--- START PROVIDED INFORMATION ---
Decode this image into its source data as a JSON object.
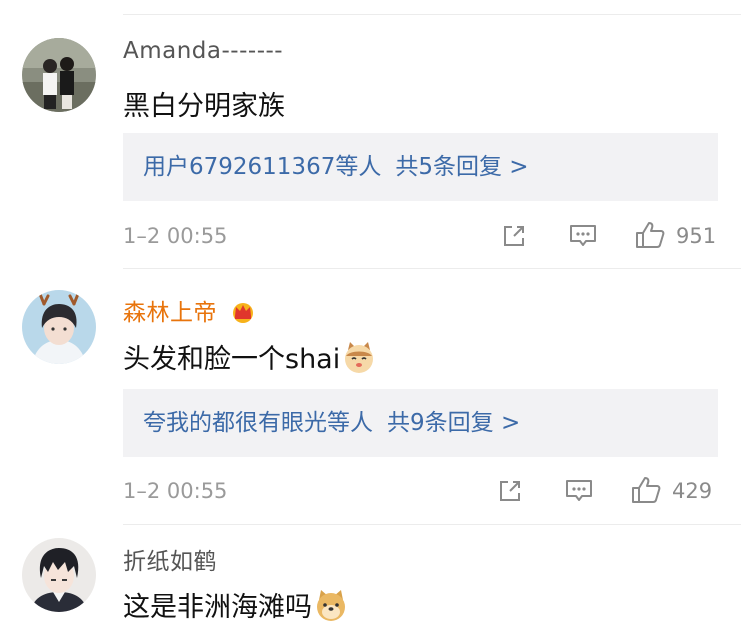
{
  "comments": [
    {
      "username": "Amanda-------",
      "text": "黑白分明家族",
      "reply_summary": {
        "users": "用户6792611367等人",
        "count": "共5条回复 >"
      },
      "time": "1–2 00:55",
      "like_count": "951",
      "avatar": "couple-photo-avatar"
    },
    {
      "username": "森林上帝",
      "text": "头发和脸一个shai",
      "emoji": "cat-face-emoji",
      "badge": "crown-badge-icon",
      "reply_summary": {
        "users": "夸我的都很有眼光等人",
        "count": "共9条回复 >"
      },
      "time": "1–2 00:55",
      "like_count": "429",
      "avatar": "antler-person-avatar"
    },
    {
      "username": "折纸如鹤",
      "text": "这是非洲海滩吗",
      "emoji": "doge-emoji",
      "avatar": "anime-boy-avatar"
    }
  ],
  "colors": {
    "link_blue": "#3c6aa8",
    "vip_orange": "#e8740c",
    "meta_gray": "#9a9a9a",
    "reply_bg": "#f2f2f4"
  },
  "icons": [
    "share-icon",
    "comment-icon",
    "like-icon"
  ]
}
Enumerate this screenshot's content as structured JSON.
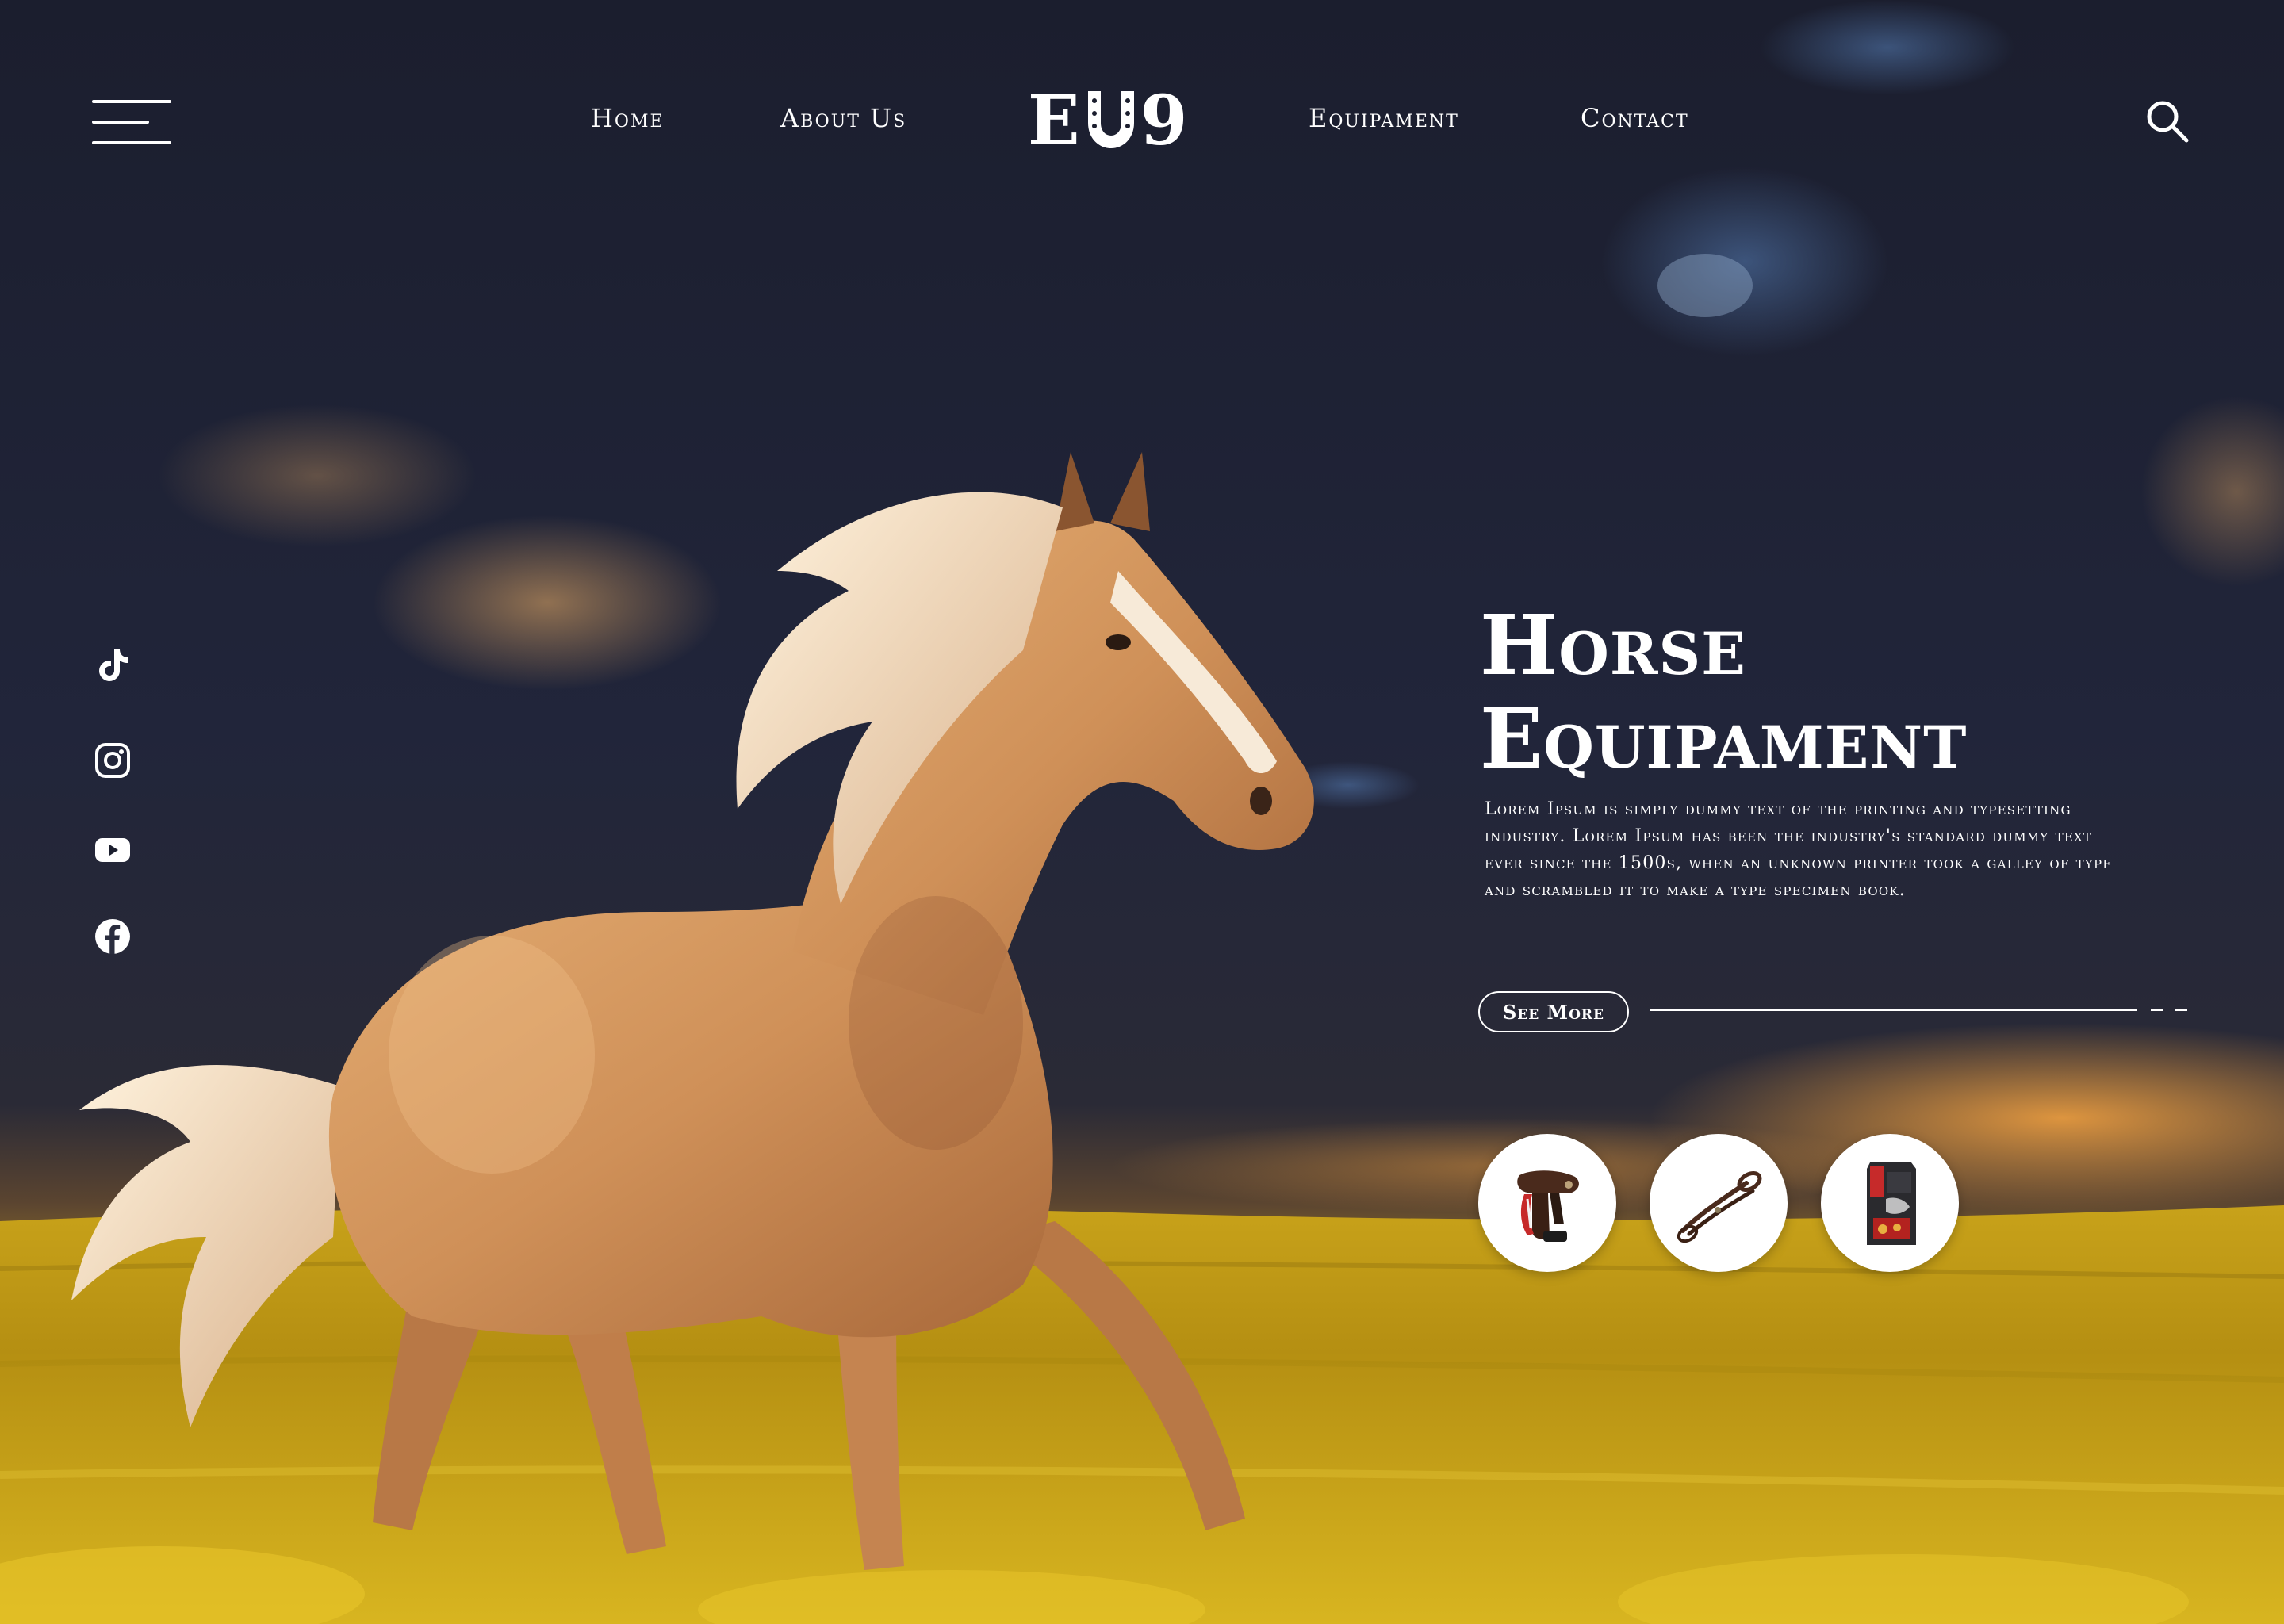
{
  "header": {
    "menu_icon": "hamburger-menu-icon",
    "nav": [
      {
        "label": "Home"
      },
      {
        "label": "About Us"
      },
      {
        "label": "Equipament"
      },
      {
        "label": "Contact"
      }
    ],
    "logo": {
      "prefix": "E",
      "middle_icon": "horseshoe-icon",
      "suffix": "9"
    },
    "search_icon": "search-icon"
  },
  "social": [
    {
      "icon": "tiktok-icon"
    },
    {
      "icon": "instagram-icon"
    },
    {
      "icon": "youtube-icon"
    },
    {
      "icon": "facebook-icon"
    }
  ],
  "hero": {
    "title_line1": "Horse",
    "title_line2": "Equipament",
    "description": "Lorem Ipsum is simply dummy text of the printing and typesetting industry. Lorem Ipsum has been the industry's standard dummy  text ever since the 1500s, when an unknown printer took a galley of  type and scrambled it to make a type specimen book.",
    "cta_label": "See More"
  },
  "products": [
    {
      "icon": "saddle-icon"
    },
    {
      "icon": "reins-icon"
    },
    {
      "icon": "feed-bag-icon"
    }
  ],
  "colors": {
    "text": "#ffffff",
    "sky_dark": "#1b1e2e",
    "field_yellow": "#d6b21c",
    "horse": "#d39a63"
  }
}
--- END PROVIDED INFORMATION ---
- DIRECTION:
Copy each line of the preceding data that contains the string "avatar".

- THE RESPONSE:
      "avatar": "couple-photo-avatar"
      "avatar": "antler-person-avatar"
      "avatar": "anime-boy-avatar"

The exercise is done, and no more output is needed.